Start of Data shown
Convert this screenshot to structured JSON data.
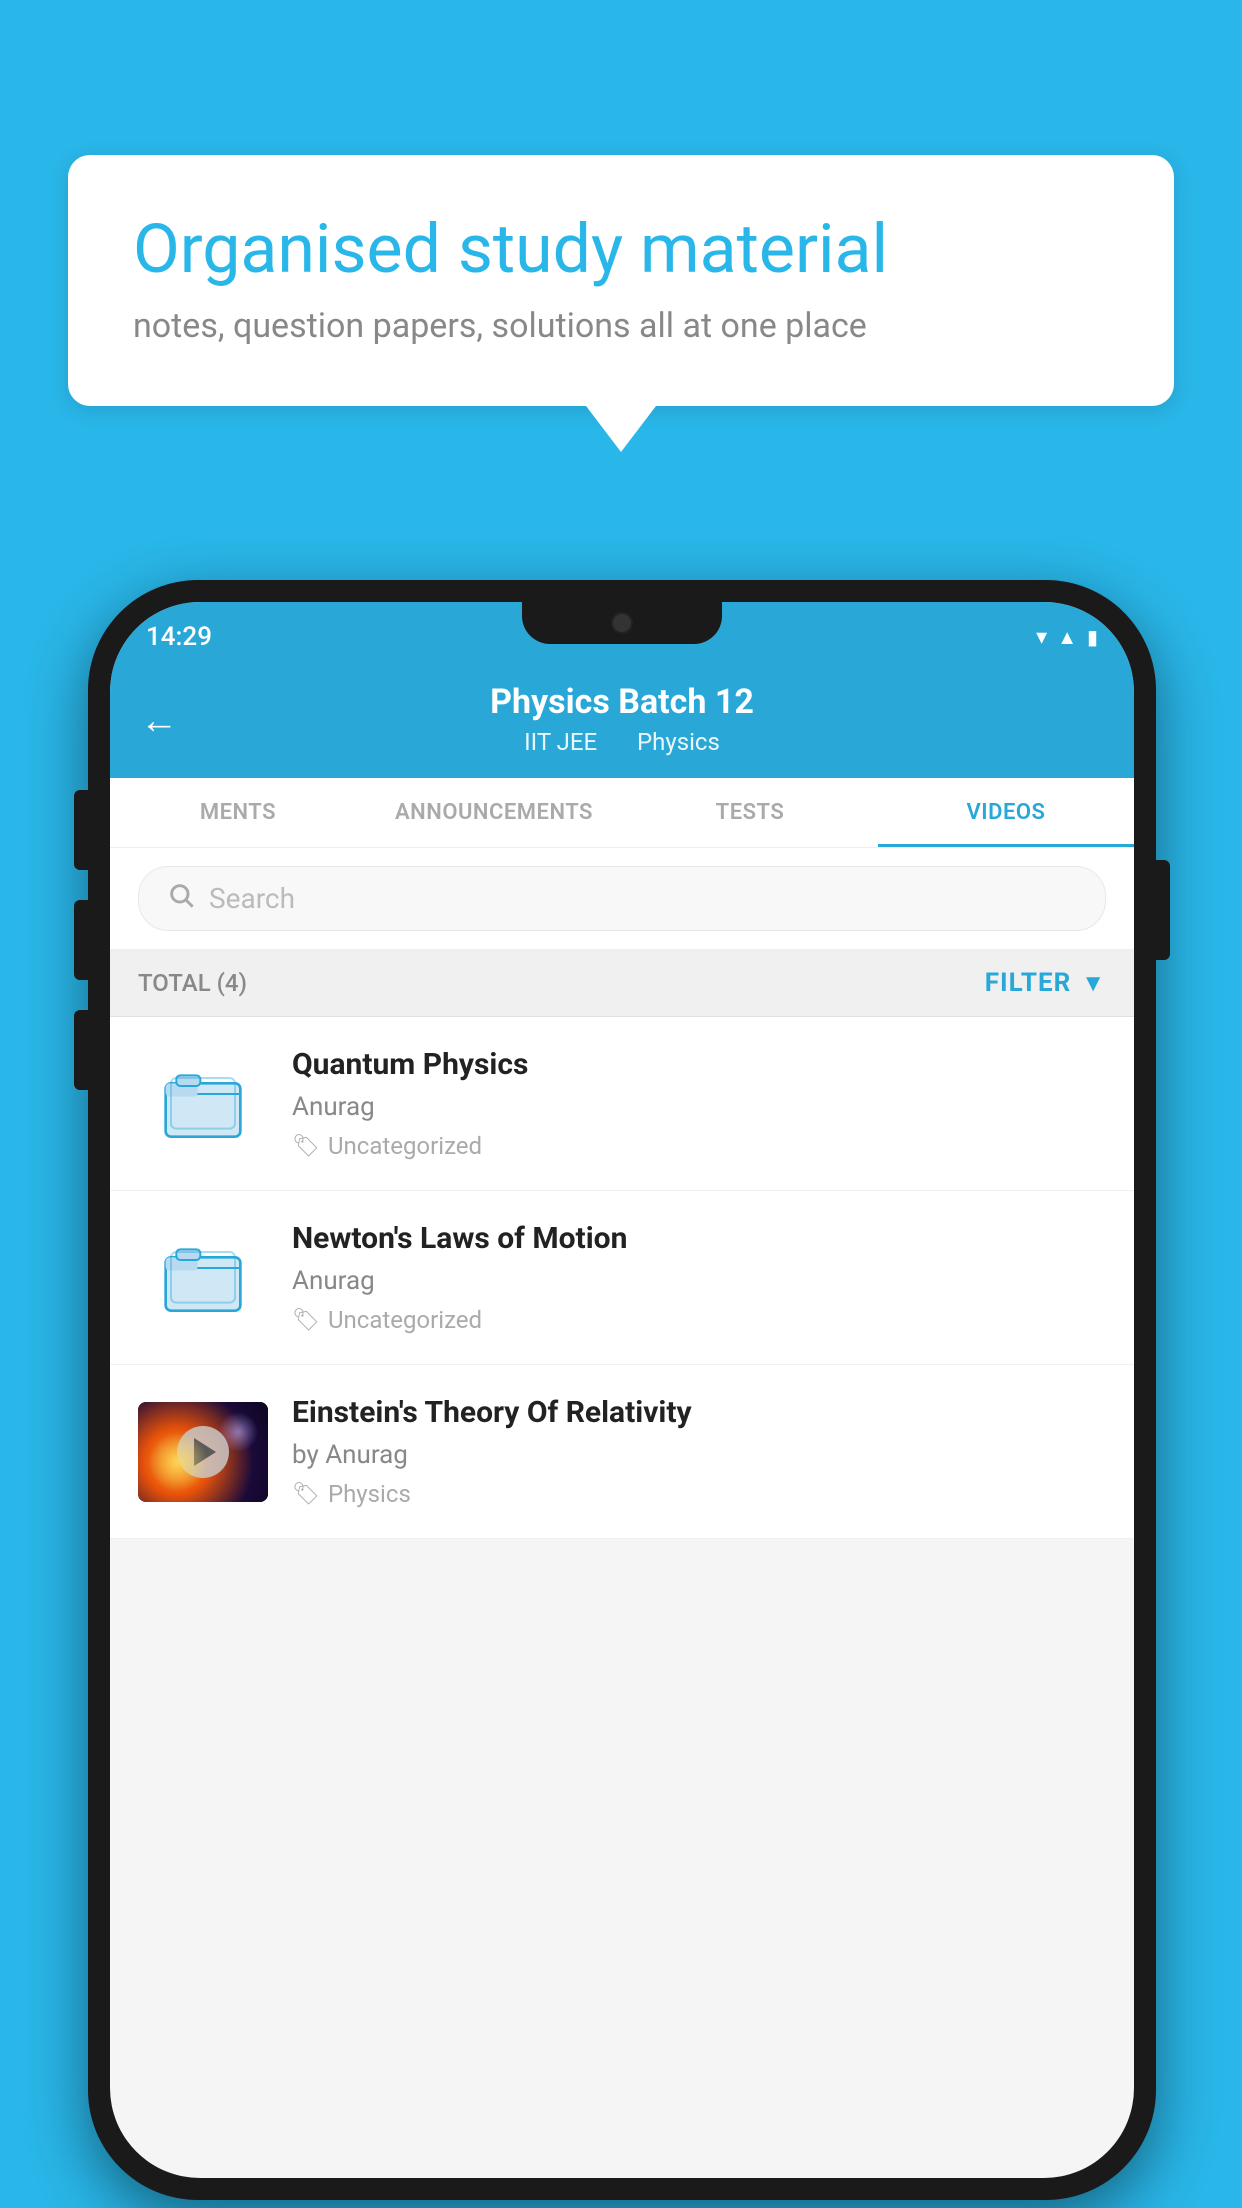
{
  "background": {
    "color": "#29b6e8"
  },
  "speech_bubble": {
    "title": "Organised study material",
    "subtitle": "notes, question papers, solutions all at one place"
  },
  "status_bar": {
    "time": "14:29",
    "wifi": "▾",
    "signal": "▲",
    "battery": "▮"
  },
  "app_header": {
    "back_label": "←",
    "title": "Physics Batch 12",
    "category1": "IIT JEE",
    "category2": "Physics"
  },
  "tabs": [
    {
      "label": "MENTS",
      "active": false
    },
    {
      "label": "ANNOUNCEMENTS",
      "active": false
    },
    {
      "label": "TESTS",
      "active": false
    },
    {
      "label": "VIDEOS",
      "active": true
    }
  ],
  "search": {
    "placeholder": "Search"
  },
  "filter_bar": {
    "total_label": "TOTAL (4)",
    "filter_label": "FILTER"
  },
  "videos": [
    {
      "id": 1,
      "title": "Quantum Physics",
      "author": "Anurag",
      "tag": "Uncategorized",
      "has_thumbnail": false
    },
    {
      "id": 2,
      "title": "Newton's Laws of Motion",
      "author": "Anurag",
      "tag": "Uncategorized",
      "has_thumbnail": false
    },
    {
      "id": 3,
      "title": "Einstein's Theory Of Relativity",
      "author": "by Anurag",
      "tag": "Physics",
      "has_thumbnail": true
    }
  ]
}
End of Data shown
§ **Written exercise**:
Make an exact copy of all the material, but keep the pictures out of it.

§ **Written response**:
Convert this screenshot to structured JSON data.
{
  "background": {
    "color": "#29b6e8"
  },
  "speech_bubble": {
    "title": "Organised study material",
    "subtitle": "notes, question papers, solutions all at one place"
  },
  "status_bar": {
    "time": "14:29",
    "wifi": "▾",
    "signal": "▲",
    "battery": "▮"
  },
  "app_header": {
    "back_label": "←",
    "title": "Physics Batch 12",
    "category1": "IIT JEE",
    "category2": "Physics"
  },
  "tabs": [
    {
      "label": "MENTS",
      "active": false
    },
    {
      "label": "ANNOUNCEMENTS",
      "active": false
    },
    {
      "label": "TESTS",
      "active": false
    },
    {
      "label": "VIDEOS",
      "active": true
    }
  ],
  "search": {
    "placeholder": "Search"
  },
  "filter_bar": {
    "total_label": "TOTAL (4)",
    "filter_label": "FILTER"
  },
  "videos": [
    {
      "id": 1,
      "title": "Quantum Physics",
      "author": "Anurag",
      "tag": "Uncategorized",
      "has_thumbnail": false
    },
    {
      "id": 2,
      "title": "Newton's Laws of Motion",
      "author": "Anurag",
      "tag": "Uncategorized",
      "has_thumbnail": false
    },
    {
      "id": 3,
      "title": "Einstein's Theory Of Relativity",
      "author": "by Anurag",
      "tag": "Physics",
      "has_thumbnail": true
    }
  ]
}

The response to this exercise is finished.